Keep only the lines of the data below that contain "dich", and copy them.

** start of Input for this task **

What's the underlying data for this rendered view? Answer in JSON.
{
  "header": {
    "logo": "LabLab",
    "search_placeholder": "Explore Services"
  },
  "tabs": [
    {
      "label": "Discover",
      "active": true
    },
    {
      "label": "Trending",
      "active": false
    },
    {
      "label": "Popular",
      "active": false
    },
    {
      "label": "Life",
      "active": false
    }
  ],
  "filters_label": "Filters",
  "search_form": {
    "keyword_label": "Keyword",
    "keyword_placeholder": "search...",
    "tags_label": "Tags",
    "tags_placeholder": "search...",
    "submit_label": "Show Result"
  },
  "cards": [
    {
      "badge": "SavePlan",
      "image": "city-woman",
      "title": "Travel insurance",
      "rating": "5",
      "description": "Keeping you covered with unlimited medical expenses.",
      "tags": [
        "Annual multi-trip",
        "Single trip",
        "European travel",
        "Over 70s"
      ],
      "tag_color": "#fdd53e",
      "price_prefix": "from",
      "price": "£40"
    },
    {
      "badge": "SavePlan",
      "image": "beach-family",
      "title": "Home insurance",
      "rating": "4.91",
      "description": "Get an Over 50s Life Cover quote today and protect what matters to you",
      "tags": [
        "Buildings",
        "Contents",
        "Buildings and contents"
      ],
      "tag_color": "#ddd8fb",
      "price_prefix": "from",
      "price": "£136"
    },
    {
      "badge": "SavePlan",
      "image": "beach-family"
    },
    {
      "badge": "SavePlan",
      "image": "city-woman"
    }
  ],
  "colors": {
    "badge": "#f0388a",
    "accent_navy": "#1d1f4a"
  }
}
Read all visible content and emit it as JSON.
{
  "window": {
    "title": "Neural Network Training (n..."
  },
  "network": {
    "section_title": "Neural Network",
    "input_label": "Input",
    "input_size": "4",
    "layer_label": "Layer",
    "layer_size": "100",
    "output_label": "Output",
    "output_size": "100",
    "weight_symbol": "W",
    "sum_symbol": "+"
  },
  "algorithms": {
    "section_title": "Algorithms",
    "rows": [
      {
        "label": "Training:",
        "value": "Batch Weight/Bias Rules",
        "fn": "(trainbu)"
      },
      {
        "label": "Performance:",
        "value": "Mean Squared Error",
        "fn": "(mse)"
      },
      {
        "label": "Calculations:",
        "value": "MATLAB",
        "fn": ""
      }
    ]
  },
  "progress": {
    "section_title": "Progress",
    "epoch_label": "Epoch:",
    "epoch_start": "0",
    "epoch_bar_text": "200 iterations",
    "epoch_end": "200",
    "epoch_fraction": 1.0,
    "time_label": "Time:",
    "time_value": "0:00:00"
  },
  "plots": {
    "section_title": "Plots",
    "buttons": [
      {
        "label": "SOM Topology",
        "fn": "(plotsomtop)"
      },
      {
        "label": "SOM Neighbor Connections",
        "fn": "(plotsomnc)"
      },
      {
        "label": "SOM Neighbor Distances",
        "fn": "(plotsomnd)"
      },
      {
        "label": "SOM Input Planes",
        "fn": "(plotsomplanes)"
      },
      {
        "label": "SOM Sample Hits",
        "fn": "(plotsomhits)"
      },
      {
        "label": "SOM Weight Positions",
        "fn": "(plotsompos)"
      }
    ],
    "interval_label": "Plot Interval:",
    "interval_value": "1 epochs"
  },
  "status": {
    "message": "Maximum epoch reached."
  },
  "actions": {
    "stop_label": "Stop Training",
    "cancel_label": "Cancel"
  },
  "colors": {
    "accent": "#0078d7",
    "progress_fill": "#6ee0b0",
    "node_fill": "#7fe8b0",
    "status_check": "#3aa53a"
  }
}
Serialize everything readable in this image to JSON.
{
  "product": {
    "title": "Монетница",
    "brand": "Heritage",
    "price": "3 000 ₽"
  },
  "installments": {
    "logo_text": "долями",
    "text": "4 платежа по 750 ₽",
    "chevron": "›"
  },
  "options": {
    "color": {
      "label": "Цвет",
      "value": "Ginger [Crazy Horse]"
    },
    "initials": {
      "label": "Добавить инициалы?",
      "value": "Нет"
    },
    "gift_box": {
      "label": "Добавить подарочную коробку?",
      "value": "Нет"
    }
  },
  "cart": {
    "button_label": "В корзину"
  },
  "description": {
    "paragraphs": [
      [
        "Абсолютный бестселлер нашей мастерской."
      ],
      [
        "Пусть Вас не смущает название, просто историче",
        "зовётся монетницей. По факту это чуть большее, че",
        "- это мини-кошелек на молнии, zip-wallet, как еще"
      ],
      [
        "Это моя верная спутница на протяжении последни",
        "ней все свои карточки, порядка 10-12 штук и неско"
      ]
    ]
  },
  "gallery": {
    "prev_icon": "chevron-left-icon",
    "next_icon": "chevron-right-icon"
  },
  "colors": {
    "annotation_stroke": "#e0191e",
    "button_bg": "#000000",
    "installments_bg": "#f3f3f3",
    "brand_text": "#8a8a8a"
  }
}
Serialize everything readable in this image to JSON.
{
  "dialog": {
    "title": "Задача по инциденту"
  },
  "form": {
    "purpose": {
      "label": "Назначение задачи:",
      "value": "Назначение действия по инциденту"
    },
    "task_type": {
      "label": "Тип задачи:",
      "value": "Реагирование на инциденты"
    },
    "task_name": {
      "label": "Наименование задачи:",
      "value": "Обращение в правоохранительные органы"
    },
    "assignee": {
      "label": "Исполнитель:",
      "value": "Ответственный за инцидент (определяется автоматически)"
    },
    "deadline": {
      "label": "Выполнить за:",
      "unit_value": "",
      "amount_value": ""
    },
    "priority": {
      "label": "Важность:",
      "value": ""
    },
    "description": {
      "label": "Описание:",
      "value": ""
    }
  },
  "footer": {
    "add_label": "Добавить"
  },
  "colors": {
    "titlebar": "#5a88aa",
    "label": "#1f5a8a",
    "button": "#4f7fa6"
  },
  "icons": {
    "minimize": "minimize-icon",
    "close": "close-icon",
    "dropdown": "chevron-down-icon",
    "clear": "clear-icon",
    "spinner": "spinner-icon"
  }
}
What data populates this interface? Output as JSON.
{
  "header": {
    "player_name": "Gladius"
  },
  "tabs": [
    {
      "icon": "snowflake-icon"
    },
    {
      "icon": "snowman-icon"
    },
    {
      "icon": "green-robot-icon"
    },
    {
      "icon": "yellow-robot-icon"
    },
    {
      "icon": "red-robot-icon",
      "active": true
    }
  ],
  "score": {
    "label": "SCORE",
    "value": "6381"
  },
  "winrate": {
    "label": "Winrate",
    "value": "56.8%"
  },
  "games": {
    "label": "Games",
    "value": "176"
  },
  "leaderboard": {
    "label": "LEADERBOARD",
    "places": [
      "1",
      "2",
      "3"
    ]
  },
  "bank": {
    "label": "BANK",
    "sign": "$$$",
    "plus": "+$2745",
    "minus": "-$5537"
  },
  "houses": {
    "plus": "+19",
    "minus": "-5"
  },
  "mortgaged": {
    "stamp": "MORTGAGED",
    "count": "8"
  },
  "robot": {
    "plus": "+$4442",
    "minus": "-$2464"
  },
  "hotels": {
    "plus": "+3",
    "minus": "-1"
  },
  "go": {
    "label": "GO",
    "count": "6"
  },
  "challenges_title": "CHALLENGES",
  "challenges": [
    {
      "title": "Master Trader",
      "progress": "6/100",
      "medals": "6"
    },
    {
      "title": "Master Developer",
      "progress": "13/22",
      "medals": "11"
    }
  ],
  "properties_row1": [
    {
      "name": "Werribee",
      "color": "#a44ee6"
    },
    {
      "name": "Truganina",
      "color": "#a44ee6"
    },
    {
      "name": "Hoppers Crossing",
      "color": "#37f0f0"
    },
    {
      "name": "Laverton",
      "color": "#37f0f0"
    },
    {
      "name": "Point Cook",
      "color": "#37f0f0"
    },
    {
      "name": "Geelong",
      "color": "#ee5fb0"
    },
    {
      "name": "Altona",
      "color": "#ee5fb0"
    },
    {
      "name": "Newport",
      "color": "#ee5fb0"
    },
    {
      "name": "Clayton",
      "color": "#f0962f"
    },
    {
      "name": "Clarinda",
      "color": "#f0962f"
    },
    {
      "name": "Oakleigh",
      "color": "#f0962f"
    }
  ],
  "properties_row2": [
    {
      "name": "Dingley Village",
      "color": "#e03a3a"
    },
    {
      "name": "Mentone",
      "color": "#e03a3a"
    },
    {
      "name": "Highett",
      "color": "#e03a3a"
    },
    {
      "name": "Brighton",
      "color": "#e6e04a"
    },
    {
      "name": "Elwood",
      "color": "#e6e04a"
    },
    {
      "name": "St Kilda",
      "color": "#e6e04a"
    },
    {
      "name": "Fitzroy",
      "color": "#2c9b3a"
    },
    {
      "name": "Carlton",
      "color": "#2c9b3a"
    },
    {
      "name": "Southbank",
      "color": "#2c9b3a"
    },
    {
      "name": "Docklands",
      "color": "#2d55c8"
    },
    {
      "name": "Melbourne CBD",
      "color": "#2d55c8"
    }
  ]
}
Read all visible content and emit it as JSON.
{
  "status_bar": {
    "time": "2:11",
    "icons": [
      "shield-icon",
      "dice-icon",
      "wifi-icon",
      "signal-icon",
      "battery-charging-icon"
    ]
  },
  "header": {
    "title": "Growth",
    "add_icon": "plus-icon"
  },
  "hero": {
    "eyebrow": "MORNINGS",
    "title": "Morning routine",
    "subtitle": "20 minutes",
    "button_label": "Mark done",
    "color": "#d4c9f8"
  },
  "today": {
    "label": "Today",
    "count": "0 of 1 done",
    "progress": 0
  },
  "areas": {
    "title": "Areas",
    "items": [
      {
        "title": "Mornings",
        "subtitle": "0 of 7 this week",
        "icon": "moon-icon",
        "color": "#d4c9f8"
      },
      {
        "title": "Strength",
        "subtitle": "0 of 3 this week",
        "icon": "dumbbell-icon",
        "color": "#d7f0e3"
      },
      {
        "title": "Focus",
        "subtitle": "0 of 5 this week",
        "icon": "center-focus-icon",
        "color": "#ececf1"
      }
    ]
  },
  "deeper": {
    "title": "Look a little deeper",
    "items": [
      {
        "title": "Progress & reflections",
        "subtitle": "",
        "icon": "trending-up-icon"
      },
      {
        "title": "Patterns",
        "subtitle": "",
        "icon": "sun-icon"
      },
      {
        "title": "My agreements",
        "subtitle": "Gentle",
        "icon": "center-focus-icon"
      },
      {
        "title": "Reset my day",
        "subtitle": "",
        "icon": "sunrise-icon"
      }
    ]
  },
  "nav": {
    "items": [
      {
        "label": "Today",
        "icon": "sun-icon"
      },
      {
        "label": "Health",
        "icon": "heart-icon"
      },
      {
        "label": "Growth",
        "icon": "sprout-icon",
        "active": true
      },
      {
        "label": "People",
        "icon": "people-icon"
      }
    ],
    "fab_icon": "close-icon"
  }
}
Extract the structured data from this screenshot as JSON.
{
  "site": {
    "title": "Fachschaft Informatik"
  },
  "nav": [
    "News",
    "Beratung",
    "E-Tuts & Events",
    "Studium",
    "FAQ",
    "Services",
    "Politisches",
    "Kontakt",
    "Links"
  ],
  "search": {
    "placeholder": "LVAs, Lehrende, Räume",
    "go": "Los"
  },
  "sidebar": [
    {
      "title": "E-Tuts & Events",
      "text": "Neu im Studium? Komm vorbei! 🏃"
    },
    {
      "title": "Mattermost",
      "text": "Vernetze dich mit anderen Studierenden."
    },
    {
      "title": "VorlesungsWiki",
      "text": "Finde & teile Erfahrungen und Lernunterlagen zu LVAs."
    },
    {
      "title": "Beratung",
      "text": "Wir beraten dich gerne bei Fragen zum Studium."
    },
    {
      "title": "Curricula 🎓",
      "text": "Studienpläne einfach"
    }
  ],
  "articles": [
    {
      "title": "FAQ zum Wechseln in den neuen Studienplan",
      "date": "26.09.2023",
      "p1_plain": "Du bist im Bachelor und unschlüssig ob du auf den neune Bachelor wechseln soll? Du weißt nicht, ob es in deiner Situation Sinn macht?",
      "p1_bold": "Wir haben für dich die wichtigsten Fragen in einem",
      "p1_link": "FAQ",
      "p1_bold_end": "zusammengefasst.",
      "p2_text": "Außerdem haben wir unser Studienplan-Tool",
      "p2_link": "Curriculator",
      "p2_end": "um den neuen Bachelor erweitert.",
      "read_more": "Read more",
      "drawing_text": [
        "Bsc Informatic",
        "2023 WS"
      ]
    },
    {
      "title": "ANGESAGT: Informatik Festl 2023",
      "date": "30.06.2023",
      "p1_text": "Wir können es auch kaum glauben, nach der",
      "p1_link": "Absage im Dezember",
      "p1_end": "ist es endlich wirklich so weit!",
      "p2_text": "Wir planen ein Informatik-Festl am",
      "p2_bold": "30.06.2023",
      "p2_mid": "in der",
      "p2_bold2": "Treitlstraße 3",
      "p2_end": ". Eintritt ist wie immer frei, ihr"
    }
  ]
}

** end of Input for this task **

■ Output below
      "text": "Vernetze dich mit anderen Studierenden."
      "text": "Wir beraten dich gerne bei Fragen zum Studium."
      "p1_bold": "Wir haben für dich die wichtigsten Fragen in einem",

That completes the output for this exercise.